• _STATED GOAL_
Every line below is to be quoted exactly, with nothing added or dropped.

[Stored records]
<<<<

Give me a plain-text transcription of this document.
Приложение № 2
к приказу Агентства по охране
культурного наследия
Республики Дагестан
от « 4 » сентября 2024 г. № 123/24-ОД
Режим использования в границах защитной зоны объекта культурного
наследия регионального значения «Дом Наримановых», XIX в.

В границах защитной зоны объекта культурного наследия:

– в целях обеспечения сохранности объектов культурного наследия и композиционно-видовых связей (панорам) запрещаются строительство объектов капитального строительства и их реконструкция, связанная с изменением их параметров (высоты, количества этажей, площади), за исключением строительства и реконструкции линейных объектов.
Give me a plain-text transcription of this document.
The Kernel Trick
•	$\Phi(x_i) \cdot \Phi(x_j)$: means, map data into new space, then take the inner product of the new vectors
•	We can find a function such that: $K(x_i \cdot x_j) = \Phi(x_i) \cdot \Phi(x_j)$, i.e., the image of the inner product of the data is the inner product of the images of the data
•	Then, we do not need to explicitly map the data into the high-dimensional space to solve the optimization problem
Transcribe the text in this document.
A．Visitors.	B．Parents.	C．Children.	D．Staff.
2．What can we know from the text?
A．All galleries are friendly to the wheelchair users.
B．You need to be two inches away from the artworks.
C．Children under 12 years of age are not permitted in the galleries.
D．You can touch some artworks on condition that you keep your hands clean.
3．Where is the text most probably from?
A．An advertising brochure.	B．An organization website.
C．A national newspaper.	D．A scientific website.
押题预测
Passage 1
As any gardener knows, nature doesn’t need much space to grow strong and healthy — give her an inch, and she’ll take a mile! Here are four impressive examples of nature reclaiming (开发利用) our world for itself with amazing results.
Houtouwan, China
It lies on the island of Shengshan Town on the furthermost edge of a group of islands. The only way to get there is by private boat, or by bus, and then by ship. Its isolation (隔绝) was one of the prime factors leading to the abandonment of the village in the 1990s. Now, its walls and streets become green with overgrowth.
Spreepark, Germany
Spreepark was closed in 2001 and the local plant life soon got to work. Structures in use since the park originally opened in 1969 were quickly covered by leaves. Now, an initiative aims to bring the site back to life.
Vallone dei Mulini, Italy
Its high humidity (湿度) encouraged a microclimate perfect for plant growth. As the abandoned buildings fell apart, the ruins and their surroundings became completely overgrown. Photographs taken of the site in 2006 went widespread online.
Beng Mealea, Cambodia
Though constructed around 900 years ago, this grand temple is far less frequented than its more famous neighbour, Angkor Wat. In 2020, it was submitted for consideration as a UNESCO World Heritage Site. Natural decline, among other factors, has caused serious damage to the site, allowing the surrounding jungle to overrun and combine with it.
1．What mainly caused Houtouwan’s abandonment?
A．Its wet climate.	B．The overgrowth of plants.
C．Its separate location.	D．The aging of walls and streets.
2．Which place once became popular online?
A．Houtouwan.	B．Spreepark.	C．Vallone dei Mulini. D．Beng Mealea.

>>>>

• _CORRECT OUTPUT_
Give me a plain-text transcription of this document.
Приложение № 2
к приказу Агентства по охране
культурного наследия
Республики Дагестан
от « 4 » сентября 2024 г. № 123/24-ОД
Режим использования в границах защитной зоны объекта культурного
наследия регионального значения «Дом Наримановых», XIX в.

В границах защитной зоны объекта культурного наследия:

– в целях обеспечения сохранности объектов культурного наследия и композиционно-видовых связей (панорам) запрещаются строительство объектов капитального строительства и их реконструкция, связанная с изменением их параметров (высоты, количества этажей, площади), за исключением строительства и реконструкции линейных объектов.
Give me a plain-text transcription of this document.
The Kernel Trick
•	$\Phi(x_i) \cdot \Phi(x_j)$: means, map data into new space, then take the inner product of the new vectors
•	We can find a function such that: $K(x_i \cdot x_j) = \Phi(x_i) \cdot \Phi(x_j)$, i.e., the image of the inner product of the data is the inner product of the images of the data
•	Then, we do not need to explicitly map the data into the high-dimensional space to solve the optimization problem
Transcribe the text in this document.
A．Visitors.	B．Parents.	C．Children.	D．Staff.
2．What can we know from the text?
A．All galleries are friendly to the wheelchair users.
B．You need to be two inches away from the artworks.
C．Children under 12 years of age are not permitted in the galleries.
D．You can touch some artworks on condition that you keep your hands clean.
3．Where is the text most probably from?
A．An advertising brochure.	B．An organization website.
C．A national newspaper.	D．A scientific website.
押题预测
Passage 1
As any gardener knows, nature doesn’t need much space to grow strong and healthy — give her an inch, and she’ll take a mile! Here are four impressive examples of nature reclaiming (开发利用) our world for itself with amazing results.
Houtouwan, China
It lies on the island of Shengshan Town on the furthermost edge of a group of islands. The only way to get there is by private boat, or by bus, and then by ship. Its isolation (隔绝) was one of the prime factors leading to the abandonment of the village in the 1990s. Now, its walls and streets become green with overgrowth.
Spreepark, Germany
Spreepark was closed in 2001 and the local plant life soon got to work. Structures in use since the park originally opened in 1969 were quickly covered by leaves. Now, an initiative aims to bring the site back to life.
Vallone dei Mulini, Italy
Its high humidity (湿度) encouraged a microclimate perfect for plant growth. As the abandoned buildings fell apart, the ruins and their surroundings became completely overgrown. Photographs taken of the site in 2006 went widespread online.
Beng Mealea, Cambodia
Though constructed around 900 years ago, this grand temple is far less frequented than its more famous neighbour, Angkor Wat. In 2020, it was submitted for consideration as a UNESCO World Heritage Site. Natural decline, among other factors, has caused serious damage to the site, allowing the surrounding jungle to overrun and combine with it.
1．What mainly caused Houtouwan’s abandonment?
A．Its wet climate.	B．The overgrowth of plants.
C．Its separate location.	D．The aging of walls and streets.
2．Which place once became popular online?
A．Houtouwan.	B．Spreepark.	C．Vallone dei Mulini. D．Beng Mealea.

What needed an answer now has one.